#### Extrait cité:

Par un caprice du tirage effectué à Nyon, la phase finale de la Ligue des champions a dessiné une cartographie pour le moins contrastée. D’un côté, un corridor de titans ; de l’autre, une avenue presque dégagée.
Dans la partie haute du tableau, le PSG devra d’abord franchir l’obstacle Chelsea, avant d’envisager un quart face à Liverpool. Et comme si cela ne suffisait pas, l’ombre portée de Manchester City, du Real Madrid ou du Bayern Munich plane déjà sur un éventuel dernier carré : ici, on ne « vise » pas Budapest, on y survit.
À l’opposé, Barcelone se retrouve dans une zone nettement plus ouverte, avec Newcastle comme premier défi et la perspective d’un quart face à l’Atlético ou Tottenham. Le contraste est saisissant.

#### Consignes:
A - Dans l'extrait sur le tirage de la Ligue des champions, relevez tous les clubs nommés dans le paragraphe qui commence par « Dans la partie haute du tableau ».
B - Poursuivez l'extrait sur le tirage de la Ligue des champions après sa dernière phrase, « Le contraste est saisissant ».
Les enregistrements proviennent d'une autre source que l'extrait.

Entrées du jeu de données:
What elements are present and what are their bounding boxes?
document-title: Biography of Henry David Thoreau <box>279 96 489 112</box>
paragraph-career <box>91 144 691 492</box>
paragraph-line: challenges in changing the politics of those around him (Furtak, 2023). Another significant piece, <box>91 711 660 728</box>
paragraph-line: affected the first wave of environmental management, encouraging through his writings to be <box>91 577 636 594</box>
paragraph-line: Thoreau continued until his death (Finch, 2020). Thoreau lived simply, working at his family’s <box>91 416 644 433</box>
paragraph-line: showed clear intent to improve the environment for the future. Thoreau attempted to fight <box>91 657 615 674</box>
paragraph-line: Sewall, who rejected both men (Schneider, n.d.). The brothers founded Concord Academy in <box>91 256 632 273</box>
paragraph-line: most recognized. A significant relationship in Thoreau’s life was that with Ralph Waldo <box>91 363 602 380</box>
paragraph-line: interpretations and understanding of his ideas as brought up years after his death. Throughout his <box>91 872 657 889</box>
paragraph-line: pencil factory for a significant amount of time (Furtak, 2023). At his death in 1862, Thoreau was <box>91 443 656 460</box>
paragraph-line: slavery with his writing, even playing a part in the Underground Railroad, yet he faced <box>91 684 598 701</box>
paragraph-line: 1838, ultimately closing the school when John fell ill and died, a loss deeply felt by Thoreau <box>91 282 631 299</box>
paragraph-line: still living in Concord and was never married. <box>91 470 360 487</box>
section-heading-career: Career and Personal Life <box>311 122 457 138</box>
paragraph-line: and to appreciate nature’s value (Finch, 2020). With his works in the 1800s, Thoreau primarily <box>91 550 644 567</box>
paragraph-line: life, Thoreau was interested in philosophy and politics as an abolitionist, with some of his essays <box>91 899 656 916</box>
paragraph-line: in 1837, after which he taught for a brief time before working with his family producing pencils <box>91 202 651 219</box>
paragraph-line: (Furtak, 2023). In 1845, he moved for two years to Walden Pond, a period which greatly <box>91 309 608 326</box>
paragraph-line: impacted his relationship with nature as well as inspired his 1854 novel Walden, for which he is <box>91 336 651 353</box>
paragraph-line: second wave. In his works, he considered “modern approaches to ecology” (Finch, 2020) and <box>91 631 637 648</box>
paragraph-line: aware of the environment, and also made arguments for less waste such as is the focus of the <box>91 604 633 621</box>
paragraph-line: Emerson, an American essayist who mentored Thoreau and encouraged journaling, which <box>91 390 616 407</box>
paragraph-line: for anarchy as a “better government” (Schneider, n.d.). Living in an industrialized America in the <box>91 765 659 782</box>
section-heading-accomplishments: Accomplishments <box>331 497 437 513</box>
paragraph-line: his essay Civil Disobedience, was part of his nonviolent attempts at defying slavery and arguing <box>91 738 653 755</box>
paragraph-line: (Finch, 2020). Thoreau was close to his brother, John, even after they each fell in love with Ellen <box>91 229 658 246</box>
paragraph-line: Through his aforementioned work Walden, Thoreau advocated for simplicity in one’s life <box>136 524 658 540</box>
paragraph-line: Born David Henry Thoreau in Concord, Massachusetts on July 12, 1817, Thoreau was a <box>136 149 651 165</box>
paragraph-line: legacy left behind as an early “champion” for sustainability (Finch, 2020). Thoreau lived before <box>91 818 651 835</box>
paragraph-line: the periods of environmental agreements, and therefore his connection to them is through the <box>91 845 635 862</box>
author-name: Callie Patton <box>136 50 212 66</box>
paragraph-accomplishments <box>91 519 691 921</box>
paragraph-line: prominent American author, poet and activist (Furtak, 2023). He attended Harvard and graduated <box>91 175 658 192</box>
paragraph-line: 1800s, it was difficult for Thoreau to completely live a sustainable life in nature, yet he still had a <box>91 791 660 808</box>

#### Corrigés:
A - PSG, Chelsea, Liverpool, Manchester City, Real Madrid, Bayern Munich

B -
Mais le véritable bénéficiaire du tirage semble être Arsenal. Opposés au Bayer Leverkusen, les Gunners héritent d’un parcours théoriquement accessible, avec en ligne de mire Bodø/Glimt ou le Sporting CP en quart. Pour l’équipe de Mikel Arteta, Budapest n’est plus un rêve lointain : c’est un objectif stratégique.
Dates des confrontations (huitièmes de finale) : les matchs aller se joueront les mardi 10 et mercredi 11 mars 2026, et les matchs retour les mardi 17 et mercredi 18 mars 2026. Dans ce cadre, PSG–Chelsea aura lieu le mercredi 11 mars (aller, à Paris) puis le mercredi 18 mars (retour, à Londres), tandis que Leverkusen–Arsenal se disputera le mercredi 11 mars (aller) avant Arsenal–Leverkusen le mercredi 18 mars (retour).